======== Dataset records ========

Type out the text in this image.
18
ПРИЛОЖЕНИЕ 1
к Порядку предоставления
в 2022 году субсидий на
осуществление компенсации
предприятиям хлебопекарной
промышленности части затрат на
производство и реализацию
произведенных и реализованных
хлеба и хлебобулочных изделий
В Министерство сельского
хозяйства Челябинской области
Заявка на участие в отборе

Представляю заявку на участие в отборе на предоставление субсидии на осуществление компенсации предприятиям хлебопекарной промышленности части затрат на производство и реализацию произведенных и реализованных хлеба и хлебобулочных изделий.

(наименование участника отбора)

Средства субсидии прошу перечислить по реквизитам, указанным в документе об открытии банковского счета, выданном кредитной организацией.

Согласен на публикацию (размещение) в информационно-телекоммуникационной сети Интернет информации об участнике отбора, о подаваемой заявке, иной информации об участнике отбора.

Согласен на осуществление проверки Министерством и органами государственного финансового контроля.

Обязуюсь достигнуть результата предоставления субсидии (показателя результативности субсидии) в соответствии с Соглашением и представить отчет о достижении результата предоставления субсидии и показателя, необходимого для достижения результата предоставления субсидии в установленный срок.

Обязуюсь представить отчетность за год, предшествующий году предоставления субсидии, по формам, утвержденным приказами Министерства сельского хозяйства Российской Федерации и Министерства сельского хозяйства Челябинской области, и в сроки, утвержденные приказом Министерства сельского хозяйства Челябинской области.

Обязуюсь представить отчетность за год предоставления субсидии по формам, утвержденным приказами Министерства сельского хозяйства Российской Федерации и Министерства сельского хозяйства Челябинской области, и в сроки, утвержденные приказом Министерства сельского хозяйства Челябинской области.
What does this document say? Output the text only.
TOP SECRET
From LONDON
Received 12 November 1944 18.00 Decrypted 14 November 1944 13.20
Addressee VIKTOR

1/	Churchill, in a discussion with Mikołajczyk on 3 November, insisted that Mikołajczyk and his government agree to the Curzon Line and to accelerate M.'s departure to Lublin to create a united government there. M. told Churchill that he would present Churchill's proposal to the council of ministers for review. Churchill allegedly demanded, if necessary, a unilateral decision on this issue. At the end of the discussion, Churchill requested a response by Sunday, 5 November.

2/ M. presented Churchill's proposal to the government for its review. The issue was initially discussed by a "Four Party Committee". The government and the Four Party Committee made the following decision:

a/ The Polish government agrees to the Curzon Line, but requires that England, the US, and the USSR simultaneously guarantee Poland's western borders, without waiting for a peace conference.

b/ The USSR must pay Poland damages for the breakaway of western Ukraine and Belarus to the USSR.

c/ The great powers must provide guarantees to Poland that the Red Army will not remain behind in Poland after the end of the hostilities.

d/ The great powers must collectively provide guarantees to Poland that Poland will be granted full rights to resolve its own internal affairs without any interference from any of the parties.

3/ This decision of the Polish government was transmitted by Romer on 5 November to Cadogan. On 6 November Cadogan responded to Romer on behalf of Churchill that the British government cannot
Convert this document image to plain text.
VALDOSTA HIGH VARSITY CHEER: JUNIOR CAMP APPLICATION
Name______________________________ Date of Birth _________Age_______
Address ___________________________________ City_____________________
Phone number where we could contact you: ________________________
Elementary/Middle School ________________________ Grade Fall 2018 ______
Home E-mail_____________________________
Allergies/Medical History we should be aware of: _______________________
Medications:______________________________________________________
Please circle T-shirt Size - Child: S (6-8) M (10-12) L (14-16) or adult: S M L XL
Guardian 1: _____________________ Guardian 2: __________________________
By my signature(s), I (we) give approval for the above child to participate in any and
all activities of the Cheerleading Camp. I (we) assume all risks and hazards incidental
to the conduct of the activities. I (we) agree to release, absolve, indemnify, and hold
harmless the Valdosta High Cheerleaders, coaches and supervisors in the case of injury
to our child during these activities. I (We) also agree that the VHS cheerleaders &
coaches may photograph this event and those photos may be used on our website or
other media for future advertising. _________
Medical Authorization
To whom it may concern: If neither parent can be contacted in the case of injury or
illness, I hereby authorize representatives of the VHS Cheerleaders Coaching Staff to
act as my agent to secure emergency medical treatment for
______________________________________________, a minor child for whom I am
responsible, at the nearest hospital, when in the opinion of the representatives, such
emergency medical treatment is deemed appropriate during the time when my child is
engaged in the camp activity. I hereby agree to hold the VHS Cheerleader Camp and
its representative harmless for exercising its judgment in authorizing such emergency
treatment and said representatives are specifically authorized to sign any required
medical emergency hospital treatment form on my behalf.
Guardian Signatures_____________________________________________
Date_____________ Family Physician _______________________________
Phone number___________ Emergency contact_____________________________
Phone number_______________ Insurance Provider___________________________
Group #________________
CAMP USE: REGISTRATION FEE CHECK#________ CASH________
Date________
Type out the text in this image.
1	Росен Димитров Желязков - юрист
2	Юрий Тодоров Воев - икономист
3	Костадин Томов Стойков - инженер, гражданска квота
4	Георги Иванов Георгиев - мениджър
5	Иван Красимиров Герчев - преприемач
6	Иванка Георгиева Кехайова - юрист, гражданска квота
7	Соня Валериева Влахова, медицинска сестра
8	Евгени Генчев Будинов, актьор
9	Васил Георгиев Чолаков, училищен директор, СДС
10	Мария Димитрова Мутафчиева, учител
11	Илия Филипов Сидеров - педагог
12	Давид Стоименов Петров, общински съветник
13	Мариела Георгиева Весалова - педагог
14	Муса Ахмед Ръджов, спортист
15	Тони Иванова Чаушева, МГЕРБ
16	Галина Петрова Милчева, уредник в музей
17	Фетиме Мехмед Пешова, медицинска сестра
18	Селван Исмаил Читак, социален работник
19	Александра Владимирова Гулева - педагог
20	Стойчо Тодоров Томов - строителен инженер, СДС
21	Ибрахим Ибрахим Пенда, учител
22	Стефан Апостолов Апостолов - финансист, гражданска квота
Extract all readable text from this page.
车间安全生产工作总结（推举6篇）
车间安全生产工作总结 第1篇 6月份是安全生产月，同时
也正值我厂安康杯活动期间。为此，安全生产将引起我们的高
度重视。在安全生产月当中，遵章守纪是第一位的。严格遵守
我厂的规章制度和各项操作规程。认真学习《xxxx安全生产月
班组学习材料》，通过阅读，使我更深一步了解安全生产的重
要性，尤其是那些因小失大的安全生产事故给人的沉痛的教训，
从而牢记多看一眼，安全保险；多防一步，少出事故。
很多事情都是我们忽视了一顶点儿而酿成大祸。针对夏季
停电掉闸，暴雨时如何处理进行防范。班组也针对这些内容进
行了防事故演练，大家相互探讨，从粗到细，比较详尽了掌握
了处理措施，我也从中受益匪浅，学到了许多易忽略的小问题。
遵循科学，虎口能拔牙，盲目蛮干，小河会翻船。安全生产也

========

● **Task prompt**: Every line above needs to be retyped exactly.

● **Result below**:
Type out the text in this image.
18
ПРИЛОЖЕНИЕ 1
к Порядку предоставления
в 2022 году субсидий на
осуществление компенсации
предприятиям хлебопекарной
промышленности части затрат на
производство и реализацию
произведенных и реализованных
хлеба и хлебобулочных изделий
В Министерство сельского
хозяйства Челябинской области
Заявка на участие в отборе

Представляю заявку на участие в отборе на предоставление субсидии на осуществление компенсации предприятиям хлебопекарной промышленности части затрат на производство и реализацию произведенных и реализованных хлеба и хлебобулочных изделий.

(наименование участника отбора)

Средства субсидии прошу перечислить по реквизитам, указанным в документе об открытии банковского счета, выданном кредитной организацией.

Согласен на публикацию (размещение) в информационно-телекоммуникационной сети Интернет информации об участнике отбора, о подаваемой заявке, иной информации об участнике отбора.

Согласен на осуществление проверки Министерством и органами государственного финансового контроля.

Обязуюсь достигнуть результата предоставления субсидии (показателя результативности субсидии) в соответствии с Соглашением и представить отчет о достижении результата предоставления субсидии и показателя, необходимого для достижения результата предоставления субсидии в установленный срок.

Обязуюсь представить отчетность за год, предшествующий году предоставления субсидии, по формам, утвержденным приказами Министерства сельского хозяйства Российской Федерации и Министерства сельского хозяйства Челябинской области, и в сроки, утвержденные приказом Министерства сельского хозяйства Челябинской области.

Обязуюсь представить отчетность за год предоставления субсидии по формам, утвержденным приказами Министерства сельского хозяйства Российской Федерации и Министерства сельского хозяйства Челябинской области, и в сроки, утвержденные приказом Министерства сельского хозяйства Челябинской области.
What does this document say? Output the text only.
TOP SECRET
From LONDON
Received 12 November 1944 18.00 Decrypted 14 November 1944 13.20
Addressee VIKTOR

1/	Churchill, in a discussion with Mikołajczyk on 3 November, insisted that Mikołajczyk and his government agree to the Curzon Line and to accelerate M.'s departure to Lublin to create a united government there. M. told Churchill that he would present Churchill's proposal to the council of ministers for review. Churchill allegedly demanded, if necessary, a unilateral decision on this issue. At the end of the discussion, Churchill requested a response by Sunday, 5 November.

2/ M. presented Churchill's proposal to the government for its review. The issue was initially discussed by a "Four Party Committee". The government and the Four Party Committee made the following decision:

a/ The Polish government agrees to the Curzon Line, but requires that England, the US, and the USSR simultaneously guarantee Poland's western borders, without waiting for a peace conference.

b/ The USSR must pay Poland damages for the breakaway of western Ukraine and Belarus to the USSR.

c/ The great powers must provide guarantees to Poland that the Red Army will not remain behind in Poland after the end of the hostilities.

d/ The great powers must collectively provide guarantees to Poland that Poland will be granted full rights to resolve its own internal affairs without any interference from any of the parties.

3/ This decision of the Polish government was transmitted by Romer on 5 November to Cadogan. On 6 November Cadogan responded to Romer on behalf of Churchill that the British government cannot
Convert this document image to plain text.
VALDOSTA HIGH VARSITY CHEER: JUNIOR CAMP APPLICATION
Name______________________________ Date of Birth _________Age_______
Address ___________________________________ City_____________________
Phone number where we could contact you: ________________________
Elementary/Middle School ________________________ Grade Fall 2018 ______
Home E-mail_____________________________
Allergies/Medical History we should be aware of: _______________________
Medications:______________________________________________________
Please circle T-shirt Size - Child: S (6-8) M (10-12) L (14-16) or adult: S M L XL
Guardian 1: _____________________ Guardian 2: __________________________
By my signature(s), I (we) give approval for the above child to participate in any and
all activities of the Cheerleading Camp. I (we) assume all risks and hazards incidental
to the conduct of the activities. I (we) agree to release, absolve, indemnify, and hold
harmless the Valdosta High Cheerleaders, coaches and supervisors in the case of injury
to our child during these activities. I (We) also agree that the VHS cheerleaders &
coaches may photograph this event and those photos may be used on our website or
other media for future advertising. _________
Medical Authorization
To whom it may concern: If neither parent can be contacted in the case of injury or
illness, I hereby authorize representatives of the VHS Cheerleaders Coaching Staff to
act as my agent to secure emergency medical treatment for
______________________________________________, a minor child for whom I am
responsible, at the nearest hospital, when in the opinion of the representatives, such
emergency medical treatment is deemed appropriate during the time when my child is
engaged in the camp activity. I hereby agree to hold the VHS Cheerleader Camp and
its representative harmless for exercising its judgment in authorizing such emergency
treatment and said representatives are specifically authorized to sign any required
medical emergency hospital treatment form on my behalf.
Guardian Signatures_____________________________________________
Date_____________ Family Physician _______________________________
Phone number___________ Emergency contact_____________________________
Phone number_______________ Insurance Provider___________________________
Group #________________
CAMP USE: REGISTRATION FEE CHECK#________ CASH________
Date________
Type out the text in this image.
1	Росен Димитров Желязков - юрист
2	Юрий Тодоров Воев - икономист
3	Костадин Томов Стойков - инженер, гражданска квота
4	Георги Иванов Георгиев - мениджър
5	Иван Красимиров Герчев - преприемач
6	Иванка Георгиева Кехайова - юрист, гражданска квота
7	Соня Валериева Влахова, медицинска сестра
8	Евгени Генчев Будинов, актьор
9	Васил Георгиев Чолаков, училищен директор, СДС
10	Мария Димитрова Мутафчиева, учител
11	Илия Филипов Сидеров - педагог
12	Давид Стоименов Петров, общински съветник
13	Мариела Георгиева Весалова - педагог
14	Муса Ахмед Ръджов, спортист
15	Тони Иванова Чаушева, МГЕРБ
16	Галина Петрова Милчева, уредник в музей
17	Фетиме Мехмед Пешова, медицинска сестра
18	Селван Исмаил Читак, социален работник
19	Александра Владимирова Гулева - педагог
20	Стойчо Тодоров Томов - строителен инженер, СДС
21	Ибрахим Ибрахим Пенда, учител
22	Стефан Апостолов Апостолов - финансист, гражданска квота
Extract all readable text from this page.
车间安全生产工作总结（推举6篇）
车间安全生产工作总结 第1篇 6月份是安全生产月，同时
也正值我厂安康杯活动期间。为此，安全生产将引起我们的高
度重视。在安全生产月当中，遵章守纪是第一位的。严格遵守
我厂的规章制度和各项操作规程。认真学习《xxxx安全生产月
班组学习材料》，通过阅读，使我更深一步了解安全生产的重
要性，尤其是那些因小失大的安全生产事故给人的沉痛的教训，
从而牢记多看一眼，安全保险；多防一步，少出事故。
很多事情都是我们忽视了一顶点儿而酿成大祸。针对夏季
停电掉闸，暴雨时如何处理进行防范。班组也针对这些内容进
行了防事故演练，大家相互探讨，从粗到细，比较详尽了掌握
了处理措施，我也从中受益匪浅，学到了许多易忽略的小问题。
遵循科学，虎口能拔牙，盲目蛮干，小河会翻船。安全生产也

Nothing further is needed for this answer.